SHORT PROBLEM
Repeat the records in full and exactly, omitting pictures.

RECORDS FOR THIS TASK
▼▼▼
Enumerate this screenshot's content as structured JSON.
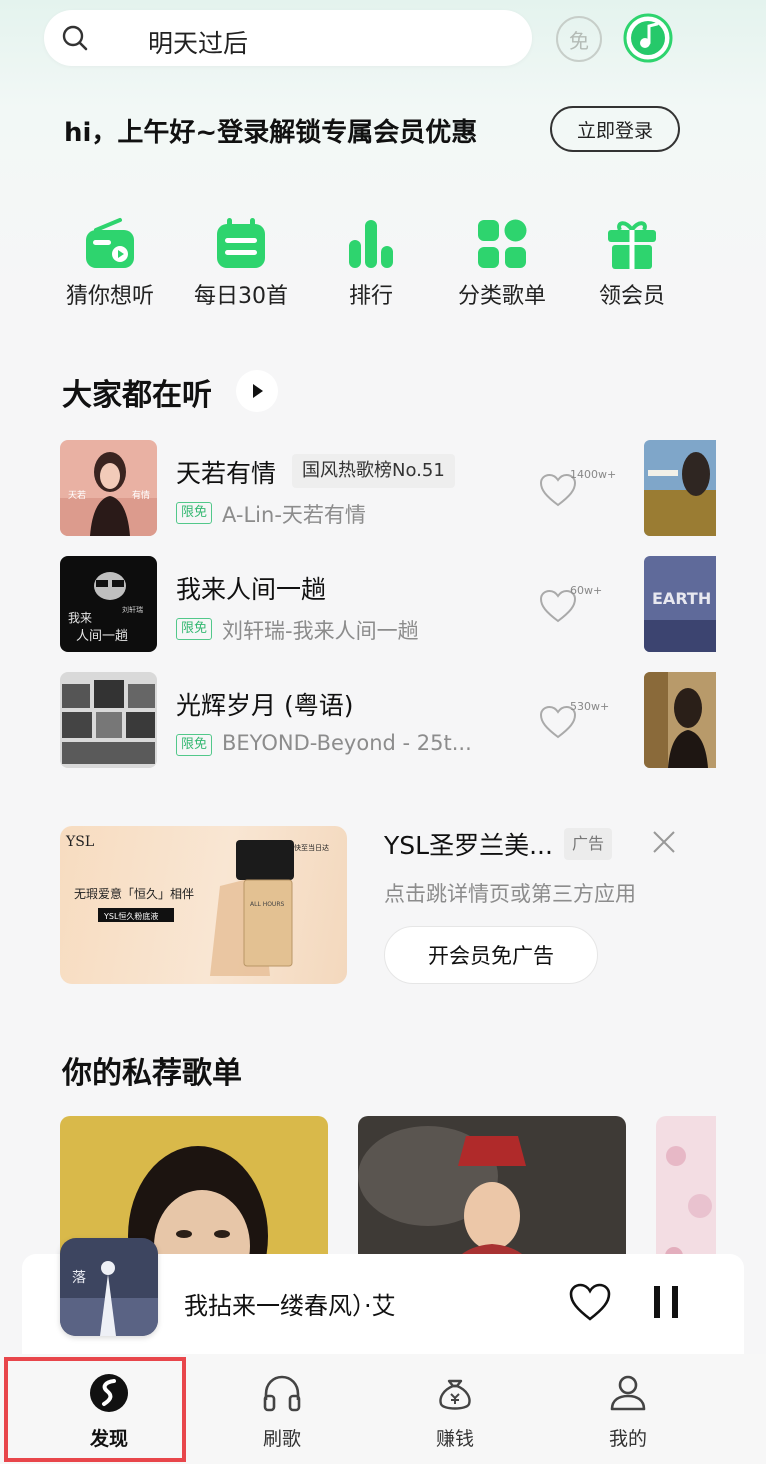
{
  "search": {
    "placeholder_text": "明天过后"
  },
  "header": {
    "free_badge": "免",
    "music_icon": "music-note-icon"
  },
  "greeting": {
    "text": "hi，上午好~登录解锁专属会员优惠",
    "login_button": "立即登录"
  },
  "quick_entries": [
    {
      "label": "猜你想听",
      "icon": "radio-icon"
    },
    {
      "label": "每日30首",
      "icon": "calendar-icon"
    },
    {
      "label": "排行",
      "icon": "ranking-bars-icon"
    },
    {
      "label": "分类歌单",
      "icon": "category-grid-icon"
    },
    {
      "label": "领会员",
      "icon": "gift-icon"
    }
  ],
  "popular": {
    "title": "大家都在听",
    "songs": [
      {
        "title": "天若有情",
        "tag": "国风热歌榜No.51",
        "free_tag": "限免",
        "artist": "A-Lin-天若有情",
        "likes": "1400w+"
      },
      {
        "title": "我来人间一趟",
        "tag": "",
        "free_tag": "限免",
        "artist": "刘轩瑞-我来人间一趟",
        "likes": "60w+"
      },
      {
        "title": "光辉岁月 (粤语)",
        "tag": "",
        "free_tag": "限免",
        "artist": "BEYOND-Beyond - 25t...",
        "likes": "530w+"
      }
    ]
  },
  "ad": {
    "title": "YSL圣罗兰美...",
    "tag": "广告",
    "description": "点击跳详情页或第三方应用",
    "vip_button": "开会员免广告",
    "image_text_1": "无瑕爱意「恒久」相伴",
    "image_text_2": "YSL恒久粉底液",
    "image_text_3": "快至当日达"
  },
  "private_playlists": {
    "title": "你的私荐歌单"
  },
  "mini_player": {
    "title": "我拈来一缕春风）·艾"
  },
  "bottom_nav": [
    {
      "label": "发现",
      "icon": "discover-icon",
      "active": true
    },
    {
      "label": "刷歌",
      "icon": "headphones-icon",
      "active": false
    },
    {
      "label": "赚钱",
      "icon": "money-bag-icon",
      "active": false
    },
    {
      "label": "我的",
      "icon": "person-icon",
      "active": false
    }
  ],
  "colors": {
    "accent": "#2ed46e",
    "highlight": "#e8464b"
  }
}
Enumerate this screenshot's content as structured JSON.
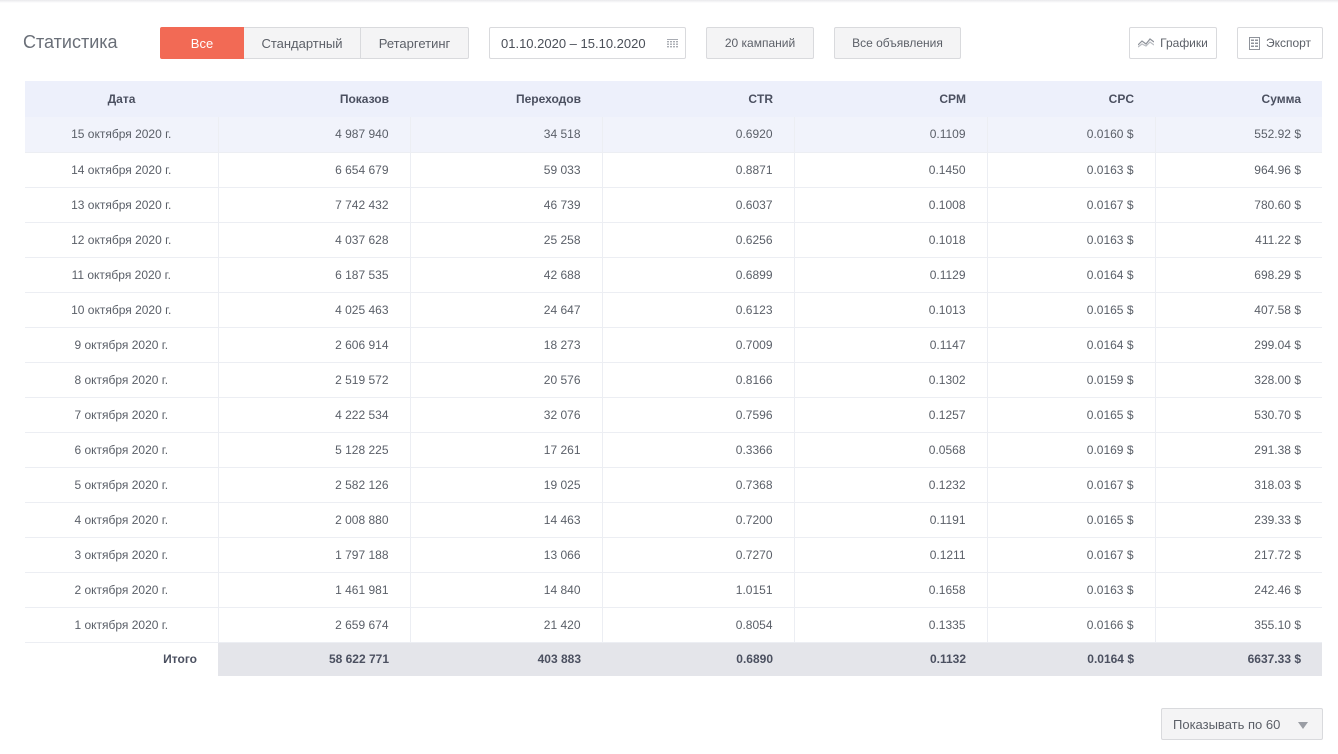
{
  "page_title": "Статистика",
  "filters": {
    "segments": [
      {
        "label": "Все",
        "active": true
      },
      {
        "label": "Стандартный",
        "active": false
      },
      {
        "label": "Ретаргетинг",
        "active": false
      }
    ],
    "date_range": "01.10.2020 – 15.10.2020",
    "campaigns_label": "20 кампаний",
    "ads_label": "Все объявления"
  },
  "toolbar": {
    "charts_label": "Графики",
    "export_label": "Экспорт"
  },
  "table": {
    "columns": [
      "Дата",
      "Показов",
      "Переходов",
      "CTR",
      "CPM",
      "CPC",
      "Сумма"
    ],
    "rows": [
      [
        "15 октября 2020 г.",
        "4 987 940",
        "34 518",
        "0.6920",
        "0.1109",
        "0.0160 $",
        "552.92 $"
      ],
      [
        "14 октября 2020 г.",
        "6 654 679",
        "59 033",
        "0.8871",
        "0.1450",
        "0.0163 $",
        "964.96 $"
      ],
      [
        "13 октября 2020 г.",
        "7 742 432",
        "46 739",
        "0.6037",
        "0.1008",
        "0.0167 $",
        "780.60 $"
      ],
      [
        "12 октября 2020 г.",
        "4 037 628",
        "25 258",
        "0.6256",
        "0.1018",
        "0.0163 $",
        "411.22 $"
      ],
      [
        "11 октября 2020 г.",
        "6 187 535",
        "42 688",
        "0.6899",
        "0.1129",
        "0.0164 $",
        "698.29 $"
      ],
      [
        "10 октября 2020 г.",
        "4 025 463",
        "24 647",
        "0.6123",
        "0.1013",
        "0.0165 $",
        "407.58 $"
      ],
      [
        "9 октября 2020 г.",
        "2 606 914",
        "18 273",
        "0.7009",
        "0.1147",
        "0.0164 $",
        "299.04 $"
      ],
      [
        "8 октября 2020 г.",
        "2 519 572",
        "20 576",
        "0.8166",
        "0.1302",
        "0.0159 $",
        "328.00 $"
      ],
      [
        "7 октября 2020 г.",
        "4 222 534",
        "32 076",
        "0.7596",
        "0.1257",
        "0.0165 $",
        "530.70 $"
      ],
      [
        "6 октября 2020 г.",
        "5 128 225",
        "17 261",
        "0.3366",
        "0.0568",
        "0.0169 $",
        "291.38 $"
      ],
      [
        "5 октября 2020 г.",
        "2 582 126",
        "19 025",
        "0.7368",
        "0.1232",
        "0.0167 $",
        "318.03 $"
      ],
      [
        "4 октября 2020 г.",
        "2 008 880",
        "14 463",
        "0.7200",
        "0.1191",
        "0.0165 $",
        "239.33 $"
      ],
      [
        "3 октября 2020 г.",
        "1 797 188",
        "13 066",
        "0.7270",
        "0.1211",
        "0.0167 $",
        "217.72 $"
      ],
      [
        "2 октября 2020 г.",
        "1 461 981",
        "14 840",
        "1.0151",
        "0.1658",
        "0.0163 $",
        "242.46 $"
      ],
      [
        "1 октября 2020 г.",
        "2 659 674",
        "21 420",
        "0.8054",
        "0.1335",
        "0.0166 $",
        "355.10 $"
      ]
    ],
    "total": [
      "Итого",
      "58 622 771",
      "403 883",
      "0.6890",
      "0.1132",
      "0.0164 $",
      "6637.33 $"
    ]
  },
  "pagination": {
    "per_page_label": "Показывать по 60"
  },
  "colors": {
    "accent": "#f26a55",
    "header_bg": "#edf0fb",
    "total_bg": "#e4e5ea"
  },
  "icons": {
    "calendar": "calendar-icon",
    "charts": "line-chart-icon",
    "export": "spreadsheet-icon",
    "dropdown": "caret-down-icon"
  }
}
▲▲▲
ANSWER FOR THE TASK
Enumerate this screenshot's content as structured JSON.
{
  "search": {
    "placeholder_text": "明天过后"
  },
  "header": {
    "free_badge": "免",
    "music_icon": "music-note-icon"
  },
  "greeting": {
    "text": "hi，上午好~登录解锁专属会员优惠",
    "login_button": "立即登录"
  },
  "quick_entries": [
    {
      "label": "猜你想听",
      "icon": "radio-icon"
    },
    {
      "label": "每日30首",
      "icon": "calendar-icon"
    },
    {
      "label": "排行",
      "icon": "ranking-bars-icon"
    },
    {
      "label": "分类歌单",
      "icon": "category-grid-icon"
    },
    {
      "label": "领会员",
      "icon": "gift-icon"
    }
  ],
  "popular": {
    "title": "大家都在听",
    "songs": [
      {
        "title": "天若有情",
        "tag": "国风热歌榜No.51",
        "free_tag": "限免",
        "artist": "A-Lin-天若有情",
        "likes": "1400w+"
      },
      {
        "title": "我来人间一趟",
        "tag": "",
        "free_tag": "限免",
        "artist": "刘轩瑞-我来人间一趟",
        "likes": "60w+"
      },
      {
        "title": "光辉岁月 (粤语)",
        "tag": "",
        "free_tag": "限免",
        "artist": "BEYOND-Beyond - 25t...",
        "likes": "530w+"
      }
    ]
  },
  "ad": {
    "title": "YSL圣罗兰美...",
    "tag": "广告",
    "description": "点击跳详情页或第三方应用",
    "vip_button": "开会员免广告",
    "image_text_1": "无瑕爱意「恒久」相伴",
    "image_text_2": "YSL恒久粉底液",
    "image_text_3": "快至当日达"
  },
  "private_playlists": {
    "title": "你的私荐歌单"
  },
  "mini_player": {
    "title": "我拈来一缕春风）·艾"
  },
  "bottom_nav": [
    {
      "label": "发现",
      "icon": "discover-icon",
      "active": true
    },
    {
      "label": "刷歌",
      "icon": "headphones-icon",
      "active": false
    },
    {
      "label": "赚钱",
      "icon": "money-bag-icon",
      "active": false
    },
    {
      "label": "我的",
      "icon": "person-icon",
      "active": false
    }
  ],
  "colors": {
    "accent": "#2ed46e",
    "highlight": "#e8464b"
  }
}
Enumerate this screenshot's content as structured JSON.
{
  "page_title": "Статистика",
  "filters": {
    "segments": [
      {
        "label": "Все",
        "active": true
      },
      {
        "label": "Стандартный",
        "active": false
      },
      {
        "label": "Ретаргетинг",
        "active": false
      }
    ],
    "date_range": "01.10.2020 – 15.10.2020",
    "campaigns_label": "20 кампаний",
    "ads_label": "Все объявления"
  },
  "toolbar": {
    "charts_label": "Графики",
    "export_label": "Экспорт"
  },
  "table": {
    "columns": [
      "Дата",
      "Показов",
      "Переходов",
      "CTR",
      "CPM",
      "CPC",
      "Сумма"
    ],
    "rows": [
      [
        "15 октября 2020 г.",
        "4 987 940",
        "34 518",
        "0.6920",
        "0.1109",
        "0.0160 $",
        "552.92 $"
      ],
      [
        "14 октября 2020 г.",
        "6 654 679",
        "59 033",
        "0.8871",
        "0.1450",
        "0.0163 $",
        "964.96 $"
      ],
      [
        "13 октября 2020 г.",
        "7 742 432",
        "46 739",
        "0.6037",
        "0.1008",
        "0.0167 $",
        "780.60 $"
      ],
      [
        "12 октября 2020 г.",
        "4 037 628",
        "25 258",
        "0.6256",
        "0.1018",
        "0.0163 $",
        "411.22 $"
      ],
      [
        "11 октября 2020 г.",
        "6 187 535",
        "42 688",
        "0.6899",
        "0.1129",
        "0.0164 $",
        "698.29 $"
      ],
      [
        "10 октября 2020 г.",
        "4 025 463",
        "24 647",
        "0.6123",
        "0.1013",
        "0.0165 $",
        "407.58 $"
      ],
      [
        "9 октября 2020 г.",
        "2 606 914",
        "18 273",
        "0.7009",
        "0.1147",
        "0.0164 $",
        "299.04 $"
      ],
      [
        "8 октября 2020 г.",
        "2 519 572",
        "20 576",
        "0.8166",
        "0.1302",
        "0.0159 $",
        "328.00 $"
      ],
      [
        "7 октября 2020 г.",
        "4 222 534",
        "32 076",
        "0.7596",
        "0.1257",
        "0.0165 $",
        "530.70 $"
      ],
      [
        "6 октября 2020 г.",
        "5 128 225",
        "17 261",
        "0.3366",
        "0.0568",
        "0.0169 $",
        "291.38 $"
      ],
      [
        "5 октября 2020 г.",
        "2 582 126",
        "19 025",
        "0.7368",
        "0.1232",
        "0.0167 $",
        "318.03 $"
      ],
      [
        "4 октября 2020 г.",
        "2 008 880",
        "14 463",
        "0.7200",
        "0.1191",
        "0.0165 $",
        "239.33 $"
      ],
      [
        "3 октября 2020 г.",
        "1 797 188",
        "13 066",
        "0.7270",
        "0.1211",
        "0.0167 $",
        "217.72 $"
      ],
      [
        "2 октября 2020 г.",
        "1 461 981",
        "14 840",
        "1.0151",
        "0.1658",
        "0.0163 $",
        "242.46 $"
      ],
      [
        "1 октября 2020 г.",
        "2 659 674",
        "21 420",
        "0.8054",
        "0.1335",
        "0.0166 $",
        "355.10 $"
      ]
    ],
    "total": [
      "Итого",
      "58 622 771",
      "403 883",
      "0.6890",
      "0.1132",
      "0.0164 $",
      "6637.33 $"
    ]
  },
  "pagination": {
    "per_page_label": "Показывать по 60"
  },
  "colors": {
    "accent": "#f26a55",
    "header_bg": "#edf0fb",
    "total_bg": "#e4e5ea"
  },
  "icons": {
    "calendar": "calendar-icon",
    "charts": "line-chart-icon",
    "export": "spreadsheet-icon",
    "dropdown": "caret-down-icon"
  }
}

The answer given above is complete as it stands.